§ Records to process
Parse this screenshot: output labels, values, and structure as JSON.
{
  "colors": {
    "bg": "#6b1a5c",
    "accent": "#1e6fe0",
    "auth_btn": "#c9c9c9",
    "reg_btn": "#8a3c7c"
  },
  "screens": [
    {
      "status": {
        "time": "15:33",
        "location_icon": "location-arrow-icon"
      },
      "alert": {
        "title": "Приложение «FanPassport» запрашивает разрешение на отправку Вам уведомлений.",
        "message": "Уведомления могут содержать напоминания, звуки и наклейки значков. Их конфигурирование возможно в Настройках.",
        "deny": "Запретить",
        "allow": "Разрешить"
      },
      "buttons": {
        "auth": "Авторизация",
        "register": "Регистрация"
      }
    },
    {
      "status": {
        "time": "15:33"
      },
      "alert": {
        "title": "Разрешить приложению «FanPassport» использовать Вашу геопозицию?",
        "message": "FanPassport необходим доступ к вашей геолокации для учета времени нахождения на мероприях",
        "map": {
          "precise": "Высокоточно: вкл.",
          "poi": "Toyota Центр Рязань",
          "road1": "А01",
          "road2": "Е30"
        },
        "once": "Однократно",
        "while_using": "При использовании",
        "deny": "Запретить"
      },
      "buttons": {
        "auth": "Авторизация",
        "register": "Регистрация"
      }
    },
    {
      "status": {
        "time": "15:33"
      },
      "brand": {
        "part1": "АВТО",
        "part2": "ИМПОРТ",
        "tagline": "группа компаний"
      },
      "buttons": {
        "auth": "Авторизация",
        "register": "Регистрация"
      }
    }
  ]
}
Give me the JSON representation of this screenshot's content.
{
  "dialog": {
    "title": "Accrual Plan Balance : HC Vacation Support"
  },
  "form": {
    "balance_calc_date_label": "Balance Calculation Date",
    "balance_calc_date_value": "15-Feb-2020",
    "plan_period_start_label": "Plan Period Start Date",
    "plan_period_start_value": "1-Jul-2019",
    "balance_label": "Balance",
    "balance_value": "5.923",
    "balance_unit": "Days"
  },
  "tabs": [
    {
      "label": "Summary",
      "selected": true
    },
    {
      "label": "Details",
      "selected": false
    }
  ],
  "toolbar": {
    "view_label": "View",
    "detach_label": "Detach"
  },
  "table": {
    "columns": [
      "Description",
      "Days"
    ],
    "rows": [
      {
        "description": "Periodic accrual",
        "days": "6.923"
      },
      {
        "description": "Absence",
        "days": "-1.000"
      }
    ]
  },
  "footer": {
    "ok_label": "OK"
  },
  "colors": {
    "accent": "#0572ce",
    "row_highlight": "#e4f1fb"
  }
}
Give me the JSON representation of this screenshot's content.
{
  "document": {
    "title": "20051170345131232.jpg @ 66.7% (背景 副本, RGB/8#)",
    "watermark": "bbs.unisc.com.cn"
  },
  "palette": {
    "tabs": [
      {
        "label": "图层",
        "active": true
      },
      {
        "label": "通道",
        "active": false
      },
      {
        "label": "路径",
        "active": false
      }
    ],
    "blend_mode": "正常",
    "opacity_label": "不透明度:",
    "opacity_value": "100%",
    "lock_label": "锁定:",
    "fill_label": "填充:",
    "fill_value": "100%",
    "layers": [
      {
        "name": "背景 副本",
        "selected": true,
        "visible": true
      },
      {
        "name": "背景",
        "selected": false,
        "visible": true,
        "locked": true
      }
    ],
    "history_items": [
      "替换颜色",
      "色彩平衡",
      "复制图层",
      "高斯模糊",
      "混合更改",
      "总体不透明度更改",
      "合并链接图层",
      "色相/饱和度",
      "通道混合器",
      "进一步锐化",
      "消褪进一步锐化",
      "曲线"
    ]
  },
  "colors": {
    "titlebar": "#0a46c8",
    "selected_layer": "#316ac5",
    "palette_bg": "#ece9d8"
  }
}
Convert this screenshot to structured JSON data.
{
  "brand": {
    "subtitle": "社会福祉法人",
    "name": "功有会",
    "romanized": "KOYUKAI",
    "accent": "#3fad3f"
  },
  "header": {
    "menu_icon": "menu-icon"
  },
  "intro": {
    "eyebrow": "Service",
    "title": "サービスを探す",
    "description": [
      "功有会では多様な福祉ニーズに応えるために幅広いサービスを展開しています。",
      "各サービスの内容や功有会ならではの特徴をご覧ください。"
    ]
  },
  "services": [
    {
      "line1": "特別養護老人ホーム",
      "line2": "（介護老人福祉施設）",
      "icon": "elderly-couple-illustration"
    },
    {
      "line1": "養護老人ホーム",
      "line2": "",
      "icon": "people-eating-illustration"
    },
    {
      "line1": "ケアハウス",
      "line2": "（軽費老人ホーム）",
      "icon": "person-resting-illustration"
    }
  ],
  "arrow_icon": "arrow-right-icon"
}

§ What you will do
The records above should be duplicated in full, exactly as given.

§ Response to this exercise
Parse this screenshot: output labels, values, and structure as JSON.
{
  "colors": {
    "bg": "#6b1a5c",
    "accent": "#1e6fe0",
    "auth_btn": "#c9c9c9",
    "reg_btn": "#8a3c7c"
  },
  "screens": [
    {
      "status": {
        "time": "15:33",
        "location_icon": "location-arrow-icon"
      },
      "alert": {
        "title": "Приложение «FanPassport» запрашивает разрешение на отправку Вам уведомлений.",
        "message": "Уведомления могут содержать напоминания, звуки и наклейки значков. Их конфигурирование возможно в Настройках.",
        "deny": "Запретить",
        "allow": "Разрешить"
      },
      "buttons": {
        "auth": "Авторизация",
        "register": "Регистрация"
      }
    },
    {
      "status": {
        "time": "15:33"
      },
      "alert": {
        "title": "Разрешить приложению «FanPassport» использовать Вашу геопозицию?",
        "message": "FanPassport необходим доступ к вашей геолокации для учета времени нахождения на мероприях",
        "map": {
          "precise": "Высокоточно: вкл.",
          "poi": "Toyota Центр Рязань",
          "road1": "А01",
          "road2": "Е30"
        },
        "once": "Однократно",
        "while_using": "При использовании",
        "deny": "Запретить"
      },
      "buttons": {
        "auth": "Авторизация",
        "register": "Регистрация"
      }
    },
    {
      "status": {
        "time": "15:33"
      },
      "brand": {
        "part1": "АВТО",
        "part2": "ИМПОРТ",
        "tagline": "группа компаний"
      },
      "buttons": {
        "auth": "Авторизация",
        "register": "Регистрация"
      }
    }
  ]
}
Give me the JSON representation of this screenshot's content.
{
  "dialog": {
    "title": "Accrual Plan Balance : HC Vacation Support"
  },
  "form": {
    "balance_calc_date_label": "Balance Calculation Date",
    "balance_calc_date_value": "15-Feb-2020",
    "plan_period_start_label": "Plan Period Start Date",
    "plan_period_start_value": "1-Jul-2019",
    "balance_label": "Balance",
    "balance_value": "5.923",
    "balance_unit": "Days"
  },
  "tabs": [
    {
      "label": "Summary",
      "selected": true
    },
    {
      "label": "Details",
      "selected": false
    }
  ],
  "toolbar": {
    "view_label": "View",
    "detach_label": "Detach"
  },
  "table": {
    "columns": [
      "Description",
      "Days"
    ],
    "rows": [
      {
        "description": "Periodic accrual",
        "days": "6.923"
      },
      {
        "description": "Absence",
        "days": "-1.000"
      }
    ]
  },
  "footer": {
    "ok_label": "OK"
  },
  "colors": {
    "accent": "#0572ce",
    "row_highlight": "#e4f1fb"
  }
}
Give me the JSON representation of this screenshot's content.
{
  "document": {
    "title": "20051170345131232.jpg @ 66.7% (背景 副本, RGB/8#)",
    "watermark": "bbs.unisc.com.cn"
  },
  "palette": {
    "tabs": [
      {
        "label": "图层",
        "active": true
      },
      {
        "label": "通道",
        "active": false
      },
      {
        "label": "路径",
        "active": false
      }
    ],
    "blend_mode": "正常",
    "opacity_label": "不透明度:",
    "opacity_value": "100%",
    "lock_label": "锁定:",
    "fill_label": "填充:",
    "fill_value": "100%",
    "layers": [
      {
        "name": "背景 副本",
        "selected": true,
        "visible": true
      },
      {
        "name": "背景",
        "selected": false,
        "visible": true,
        "locked": true
      }
    ],
    "history_items": [
      "替换颜色",
      "色彩平衡",
      "复制图层",
      "高斯模糊",
      "混合更改",
      "总体不透明度更改",
      "合并链接图层",
      "色相/饱和度",
      "通道混合器",
      "进一步锐化",
      "消褪进一步锐化",
      "曲线"
    ]
  },
  "colors": {
    "titlebar": "#0a46c8",
    "selected_layer": "#316ac5",
    "palette_bg": "#ece9d8"
  }
}
Convert this screenshot to structured JSON data.
{
  "brand": {
    "subtitle": "社会福祉法人",
    "name": "功有会",
    "romanized": "KOYUKAI",
    "accent": "#3fad3f"
  },
  "header": {
    "menu_icon": "menu-icon"
  },
  "intro": {
    "eyebrow": "Service",
    "title": "サービスを探す",
    "description": [
      "功有会では多様な福祉ニーズに応えるために幅広いサービスを展開しています。",
      "各サービスの内容や功有会ならではの特徴をご覧ください。"
    ]
  },
  "services": [
    {
      "line1": "特別養護老人ホーム",
      "line2": "（介護老人福祉施設）",
      "icon": "elderly-couple-illustration"
    },
    {
      "line1": "養護老人ホーム",
      "line2": "",
      "icon": "people-eating-illustration"
    },
    {
      "line1": "ケアハウス",
      "line2": "（軽費老人ホーム）",
      "icon": "person-resting-illustration"
    }
  ],
  "arrow_icon": "arrow-right-icon"
}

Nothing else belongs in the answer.